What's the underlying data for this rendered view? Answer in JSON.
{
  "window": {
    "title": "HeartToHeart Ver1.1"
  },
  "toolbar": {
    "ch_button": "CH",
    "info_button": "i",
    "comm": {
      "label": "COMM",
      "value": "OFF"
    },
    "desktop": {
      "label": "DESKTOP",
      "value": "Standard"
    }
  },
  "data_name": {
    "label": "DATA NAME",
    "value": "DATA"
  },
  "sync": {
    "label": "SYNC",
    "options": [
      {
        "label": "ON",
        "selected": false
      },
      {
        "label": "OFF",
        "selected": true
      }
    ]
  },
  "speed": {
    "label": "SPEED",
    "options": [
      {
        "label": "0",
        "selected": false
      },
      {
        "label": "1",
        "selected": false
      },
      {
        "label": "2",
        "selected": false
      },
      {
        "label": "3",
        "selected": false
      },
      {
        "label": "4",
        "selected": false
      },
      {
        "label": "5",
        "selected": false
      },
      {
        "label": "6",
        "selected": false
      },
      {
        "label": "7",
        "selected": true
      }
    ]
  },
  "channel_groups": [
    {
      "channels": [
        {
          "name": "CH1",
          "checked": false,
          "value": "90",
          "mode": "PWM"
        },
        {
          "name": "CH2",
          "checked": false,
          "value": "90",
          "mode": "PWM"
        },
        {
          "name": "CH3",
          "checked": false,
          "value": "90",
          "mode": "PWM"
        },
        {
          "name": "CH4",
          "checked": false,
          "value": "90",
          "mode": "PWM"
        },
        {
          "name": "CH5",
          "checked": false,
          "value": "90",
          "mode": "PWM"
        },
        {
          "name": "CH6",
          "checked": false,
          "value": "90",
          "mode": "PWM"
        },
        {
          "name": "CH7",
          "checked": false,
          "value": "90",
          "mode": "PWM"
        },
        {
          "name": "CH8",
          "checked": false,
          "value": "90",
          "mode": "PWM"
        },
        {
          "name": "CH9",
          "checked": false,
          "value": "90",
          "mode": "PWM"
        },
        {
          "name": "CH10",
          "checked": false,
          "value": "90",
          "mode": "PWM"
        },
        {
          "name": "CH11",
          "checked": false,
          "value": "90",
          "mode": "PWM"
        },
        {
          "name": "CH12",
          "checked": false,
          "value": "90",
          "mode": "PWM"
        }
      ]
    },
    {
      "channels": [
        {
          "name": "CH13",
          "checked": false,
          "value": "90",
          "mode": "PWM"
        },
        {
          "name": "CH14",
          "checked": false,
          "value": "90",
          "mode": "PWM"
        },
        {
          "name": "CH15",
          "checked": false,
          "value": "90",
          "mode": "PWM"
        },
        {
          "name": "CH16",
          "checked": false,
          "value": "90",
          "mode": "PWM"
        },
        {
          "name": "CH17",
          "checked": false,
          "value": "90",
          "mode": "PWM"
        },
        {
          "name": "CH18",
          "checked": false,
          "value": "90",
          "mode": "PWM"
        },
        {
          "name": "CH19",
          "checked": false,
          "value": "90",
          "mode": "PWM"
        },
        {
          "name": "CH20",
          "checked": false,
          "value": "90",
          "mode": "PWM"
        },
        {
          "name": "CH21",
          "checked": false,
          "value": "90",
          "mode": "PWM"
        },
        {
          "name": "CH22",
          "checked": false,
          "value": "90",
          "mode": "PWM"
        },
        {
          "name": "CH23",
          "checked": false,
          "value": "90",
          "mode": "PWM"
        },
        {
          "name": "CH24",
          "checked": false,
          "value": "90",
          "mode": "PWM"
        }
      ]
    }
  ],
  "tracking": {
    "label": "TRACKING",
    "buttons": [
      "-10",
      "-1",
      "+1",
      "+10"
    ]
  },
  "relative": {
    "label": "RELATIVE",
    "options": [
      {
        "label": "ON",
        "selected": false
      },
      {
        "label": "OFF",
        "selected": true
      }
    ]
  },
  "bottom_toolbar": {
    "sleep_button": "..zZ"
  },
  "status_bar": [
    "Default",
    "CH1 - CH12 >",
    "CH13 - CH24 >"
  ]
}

########

Restate the data above word for word.

What's the underlying data for this rendered view? Answer in JSON.
{
  "window": {
    "title": "HeartToHeart Ver1.1"
  },
  "toolbar": {
    "ch_button": "CH",
    "info_button": "i",
    "comm": {
      "label": "COMM",
      "value": "OFF"
    },
    "desktop": {
      "label": "DESKTOP",
      "value": "Standard"
    }
  },
  "data_name": {
    "label": "DATA NAME",
    "value": "DATA"
  },
  "sync": {
    "label": "SYNC",
    "options": [
      {
        "label": "ON",
        "selected": false
      },
      {
        "label": "OFF",
        "selected": true
      }
    ]
  },
  "speed": {
    "label": "SPEED",
    "options": [
      {
        "label": "0",
        "selected": false
      },
      {
        "label": "1",
        "selected": false
      },
      {
        "label": "2",
        "selected": false
      },
      {
        "label": "3",
        "selected": false
      },
      {
        "label": "4",
        "selected": false
      },
      {
        "label": "5",
        "selected": false
      },
      {
        "label": "6",
        "selected": false
      },
      {
        "label": "7",
        "selected": true
      }
    ]
  },
  "channel_groups": [
    {
      "channels": [
        {
          "name": "CH1",
          "checked": false,
          "value": "90",
          "mode": "PWM"
        },
        {
          "name": "CH2",
          "checked": false,
          "value": "90",
          "mode": "PWM"
        },
        {
          "name": "CH3",
          "checked": false,
          "value": "90",
          "mode": "PWM"
        },
        {
          "name": "CH4",
          "checked": false,
          "value": "90",
          "mode": "PWM"
        },
        {
          "name": "CH5",
          "checked": false,
          "value": "90",
          "mode": "PWM"
        },
        {
          "name": "CH6",
          "checked": false,
          "value": "90",
          "mode": "PWM"
        },
        {
          "name": "CH7",
          "checked": false,
          "value": "90",
          "mode": "PWM"
        },
        {
          "name": "CH8",
          "checked": false,
          "value": "90",
          "mode": "PWM"
        },
        {
          "name": "CH9",
          "checked": false,
          "value": "90",
          "mode": "PWM"
        },
        {
          "name": "CH10",
          "checked": false,
          "value": "90",
          "mode": "PWM"
        },
        {
          "name": "CH11",
          "checked": false,
          "value": "90",
          "mode": "PWM"
        },
        {
          "name": "CH12",
          "checked": false,
          "value": "90",
          "mode": "PWM"
        }
      ]
    },
    {
      "channels": [
        {
          "name": "CH13",
          "checked": false,
          "value": "90",
          "mode": "PWM"
        },
        {
          "name": "CH14",
          "checked": false,
          "value": "90",
          "mode": "PWM"
        },
        {
          "name": "CH15",
          "checked": false,
          "value": "90",
          "mode": "PWM"
        },
        {
          "name": "CH16",
          "checked": false,
          "value": "90",
          "mode": "PWM"
        },
        {
          "name": "CH17",
          "checked": false,
          "value": "90",
          "mode": "PWM"
        },
        {
          "name": "CH18",
          "checked": false,
          "value": "90",
          "mode": "PWM"
        },
        {
          "name": "CH19",
          "checked": false,
          "value": "90",
          "mode": "PWM"
        },
        {
          "name": "CH20",
          "checked": false,
          "value": "90",
          "mode": "PWM"
        },
        {
          "name": "CH21",
          "checked": false,
          "value": "90",
          "mode": "PWM"
        },
        {
          "name": "CH22",
          "checked": false,
          "value": "90",
          "mode": "PWM"
        },
        {
          "name": "CH23",
          "checked": false,
          "value": "90",
          "mode": "PWM"
        },
        {
          "name": "CH24",
          "checked": false,
          "value": "90",
          "mode": "PWM"
        }
      ]
    }
  ],
  "tracking": {
    "label": "TRACKING",
    "buttons": [
      "-10",
      "-1",
      "+1",
      "+10"
    ]
  },
  "relative": {
    "label": "RELATIVE",
    "options": [
      {
        "label": "ON",
        "selected": false
      },
      {
        "label": "OFF",
        "selected": true
      }
    ]
  },
  "bottom_toolbar": {
    "sleep_button": "..zZ"
  },
  "status_bar": [
    "Default",
    "CH1 - CH12 >",
    "CH13 - CH24 >"
  ]
}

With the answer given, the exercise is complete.